(Entries from a visual dataset)
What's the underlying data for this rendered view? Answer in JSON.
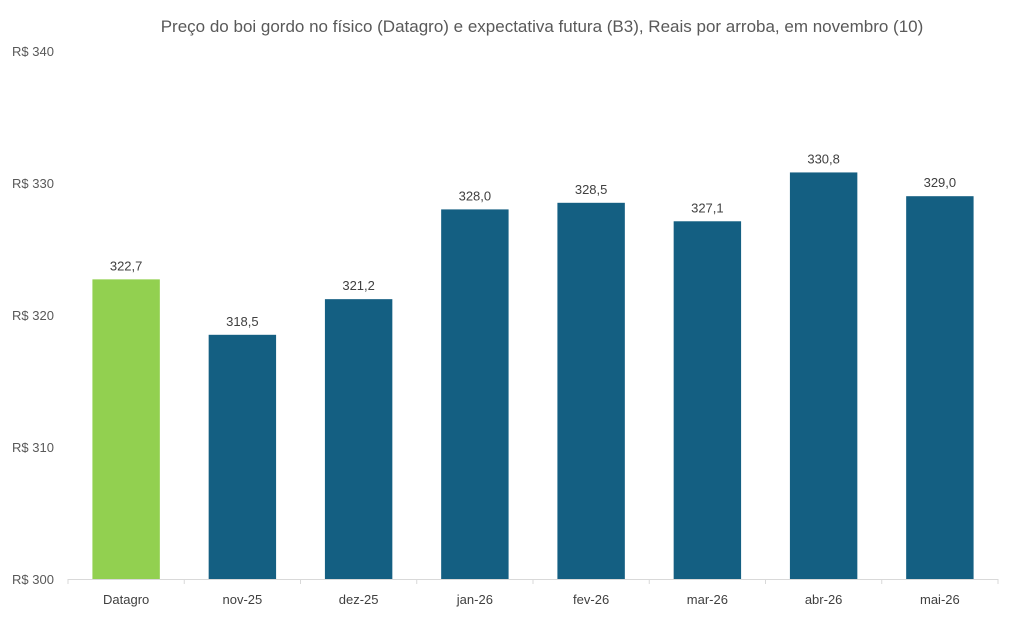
{
  "chart_data": {
    "type": "bar",
    "title": "Preço do boi gordo no físico (Datagro)  e expectativa futura (B3), Reais por arroba, em novembro (10)",
    "xlabel": "",
    "ylabel": "",
    "ylim": [
      300,
      340
    ],
    "y_ticks": [
      300,
      310,
      320,
      330,
      340
    ],
    "y_tick_labels": [
      "R$ 300",
      "R$ 310",
      "R$ 320",
      "R$ 330",
      "R$ 340"
    ],
    "grid": false,
    "categories": [
      "Datagro",
      "nov-25",
      "dez-25",
      "jan-26",
      "fev-26",
      "mar-26",
      "abr-26",
      "mai-26"
    ],
    "values": [
      322.7,
      318.5,
      321.2,
      328.0,
      328.5,
      327.1,
      330.8,
      329.0
    ],
    "value_labels": [
      "322,7",
      "318,5",
      "321,2",
      "328,0",
      "328,5",
      "327,1",
      "330,8",
      "329,0"
    ],
    "bar_colors": [
      "#92D050",
      "#145F82",
      "#145F82",
      "#145F82",
      "#145F82",
      "#145F82",
      "#145F82",
      "#145F82"
    ]
  }
}
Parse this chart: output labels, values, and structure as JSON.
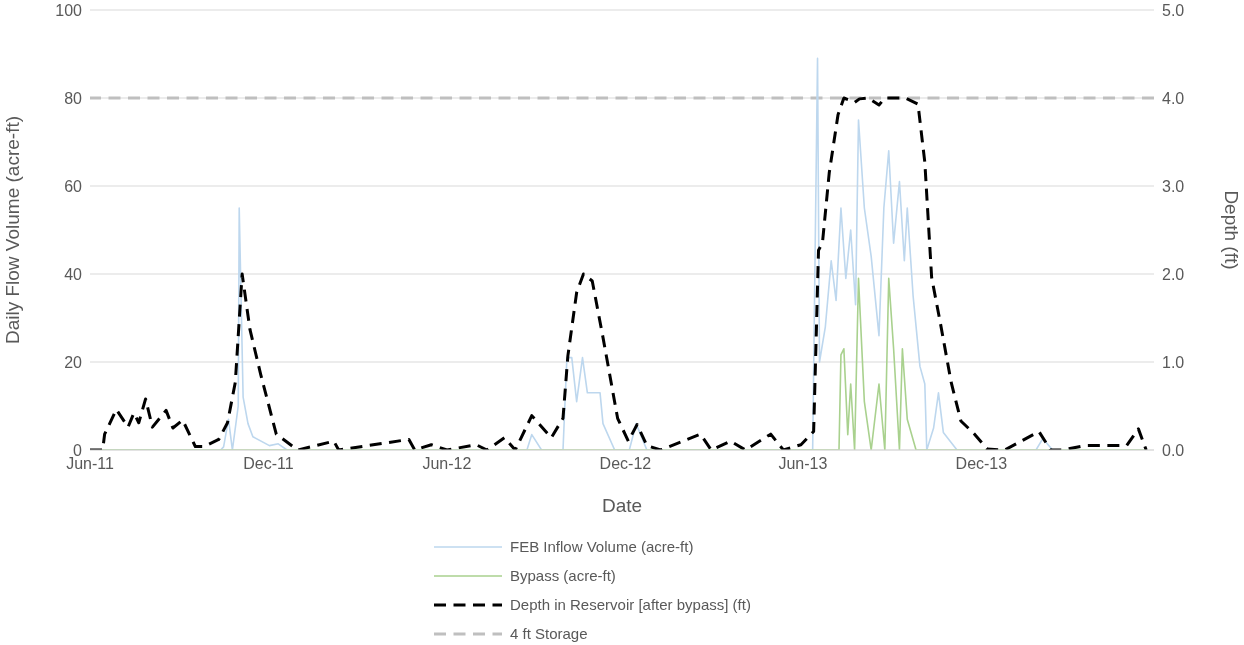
{
  "chart_data": {
    "type": "line",
    "xlabel": "Date",
    "ylabel": "Daily Flow Volume (acre-ft)",
    "y2label": "Depth (ft)",
    "xlim": [
      "2011-06-01",
      "2014-05-27"
    ],
    "xticks": [
      {
        "value": "2011-06-01",
        "label": "Jun-11"
      },
      {
        "value": "2011-12-01",
        "label": "Dec-11"
      },
      {
        "value": "2012-06-01",
        "label": "Jun-12"
      },
      {
        "value": "2012-12-01",
        "label": "Dec-12"
      },
      {
        "value": "2013-06-01",
        "label": "Jun-13"
      },
      {
        "value": "2013-12-01",
        "label": "Dec-13"
      }
    ],
    "ylim": [
      0,
      100
    ],
    "yticks": [
      0,
      20,
      40,
      60,
      80,
      100
    ],
    "y2lim": [
      0,
      5
    ],
    "y2ticks": [
      {
        "value": 0,
        "label": "0.0"
      },
      {
        "value": 1,
        "label": "1.0"
      },
      {
        "value": 2,
        "label": "2.0"
      },
      {
        "value": 3,
        "label": "3.0"
      },
      {
        "value": 4,
        "label": "4.0"
      },
      {
        "value": 5,
        "label": "5.0"
      }
    ],
    "grid": "y",
    "legend": "bottom",
    "marker": "none",
    "series": [
      {
        "name": "FEB Inflow Volume (acre-ft)",
        "color": "#bdd7ee",
        "x": [
          "2011-06-01",
          "2011-10-13",
          "2011-10-16",
          "2011-10-21",
          "2011-10-25",
          "2011-10-31",
          "2011-11-01",
          "2011-11-05",
          "2011-11-10",
          "2011-11-15",
          "2011-12-02",
          "2011-12-11",
          "2011-12-20",
          "2012-08-22",
          "2012-08-27",
          "2012-09-06",
          "2012-09-28",
          "2012-10-02",
          "2012-10-07",
          "2012-10-12",
          "2012-10-18",
          "2012-10-23",
          "2012-11-05",
          "2012-11-08",
          "2012-11-20",
          "2012-12-05",
          "2012-12-12",
          "2012-12-23",
          "2013-06-11",
          "2013-06-16",
          "2013-06-18",
          "2013-06-24",
          "2013-06-30",
          "2013-07-05",
          "2013-07-10",
          "2013-07-15",
          "2013-07-20",
          "2013-07-25",
          "2013-07-28",
          "2013-08-03",
          "2013-08-10",
          "2013-08-18",
          "2013-08-23",
          "2013-08-28",
          "2013-09-02",
          "2013-09-08",
          "2013-09-13",
          "2013-09-16",
          "2013-09-22",
          "2013-09-29",
          "2013-10-04",
          "2013-10-06",
          "2013-10-13",
          "2013-10-18",
          "2013-10-23",
          "2013-11-06",
          "2014-01-26",
          "2014-02-02",
          "2014-02-12",
          "2014-05-19"
        ],
        "values": [
          0,
          0,
          0.7,
          7,
          0,
          10,
          55,
          12,
          6,
          3,
          1,
          1.4,
          0,
          0,
          3.5,
          0,
          0,
          21,
          21,
          11,
          21,
          13,
          13,
          6,
          0,
          0,
          6,
          0,
          0,
          89,
          20,
          28,
          43,
          34,
          55,
          39,
          50,
          33,
          75,
          55,
          44,
          26,
          55,
          68,
          47,
          61,
          43,
          55,
          35,
          19,
          15,
          0,
          5,
          13,
          4,
          0,
          0,
          2.6,
          0,
          0
        ]
      },
      {
        "name": "Bypass (acre-ft)",
        "color": "#a9d18e",
        "x": [
          "2011-06-01",
          "2013-07-08",
          "2013-07-10",
          "2013-07-13",
          "2013-07-17",
          "2013-07-20",
          "2013-07-24",
          "2013-07-28",
          "2013-08-03",
          "2013-08-10",
          "2013-08-18",
          "2013-08-24",
          "2013-08-28",
          "2013-09-02",
          "2013-09-08",
          "2013-09-11",
          "2013-09-16",
          "2013-09-25",
          "2014-05-19"
        ],
        "values": [
          0,
          0,
          21.6,
          23,
          3.5,
          15,
          0,
          39,
          11,
          0,
          15,
          0,
          39,
          23,
          0,
          23,
          7,
          0,
          0
        ]
      },
      {
        "name": "Depth in Reservoir [after bypass] (ft)",
        "color": "#000000",
        "axis": "y2",
        "line_style": "dashed",
        "x": [
          "2011-06-01",
          "2011-06-14",
          "2011-06-16",
          "2011-06-28",
          "2011-07-10",
          "2011-07-16",
          "2011-07-21",
          "2011-07-28",
          "2011-08-04",
          "2011-08-18",
          "2011-08-25",
          "2011-09-04",
          "2011-09-17",
          "2011-09-26",
          "2011-10-11",
          "2011-10-20",
          "2011-10-28",
          "2011-11-04",
          "2011-11-12",
          "2011-11-23",
          "2011-12-09",
          "2011-12-31",
          "2012-02-06",
          "2012-02-11",
          "2012-04-23",
          "2012-04-29",
          "2012-05-16",
          "2012-06-01",
          "2012-07-01",
          "2012-07-12",
          "2012-07-30",
          "2012-08-10",
          "2012-08-27",
          "2012-09-16",
          "2012-09-28",
          "2012-10-03",
          "2012-10-12",
          "2012-10-19",
          "2012-10-28",
          "2012-11-08",
          "2012-11-23",
          "2012-12-04",
          "2012-12-13",
          "2012-12-23",
          "2013-01-06",
          "2013-02-16",
          "2013-02-27",
          "2013-03-19",
          "2013-04-03",
          "2013-04-29",
          "2013-05-12",
          "2013-05-30",
          "2013-06-12",
          "2013-06-17",
          "2013-06-21",
          "2013-06-28",
          "2013-07-07",
          "2013-07-13",
          "2013-07-24",
          "2013-07-29",
          "2013-08-07",
          "2013-08-18",
          "2013-08-24",
          "2013-09-14",
          "2013-09-27",
          "2013-10-04",
          "2013-10-11",
          "2013-10-20",
          "2013-10-31",
          "2013-11-10",
          "2013-11-24",
          "2013-12-07",
          "2013-12-25",
          "2014-01-29",
          "2014-02-10",
          "2014-02-22",
          "2014-03-18",
          "2014-04-29",
          "2014-05-11",
          "2014-05-19"
        ],
        "values": [
          0,
          0,
          0.18,
          0.46,
          0.26,
          0.42,
          0.31,
          0.58,
          0.26,
          0.45,
          0.25,
          0.34,
          0.04,
          0.04,
          0.12,
          0.31,
          0.77,
          2.0,
          1.37,
          0.86,
          0.18,
          0,
          0.1,
          0,
          0.12,
          0,
          0.06,
          0,
          0.06,
          0,
          0.14,
          0,
          0.39,
          0.14,
          0.36,
          1.07,
          1.79,
          2.0,
          1.92,
          1.28,
          0.36,
          0.1,
          0.29,
          0.05,
          0,
          0.18,
          0,
          0.1,
          0,
          0.18,
          0,
          0.06,
          0.21,
          2.27,
          2.35,
          3.15,
          3.81,
          4.0,
          3.95,
          3.99,
          4.0,
          3.92,
          4.0,
          4.0,
          3.93,
          3.27,
          1.96,
          1.44,
          0.77,
          0.33,
          0.18,
          0.01,
          0,
          0.21,
          0,
          0,
          0.05,
          0.05,
          0.24,
          0
        ]
      }
    ],
    "ref_lines": [
      {
        "axis": "y2",
        "value": 4,
        "label": "4 ft Storage",
        "color": "#bfbfbf",
        "line_style": "dashed"
      }
    ]
  }
}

### Direction
From the listing above, copy all lines holding the word "JSON".

### Task result
What's the underlying data for this rendered view? Answer in JSON.
Parse this chart: output labels, values, and structure as JSON.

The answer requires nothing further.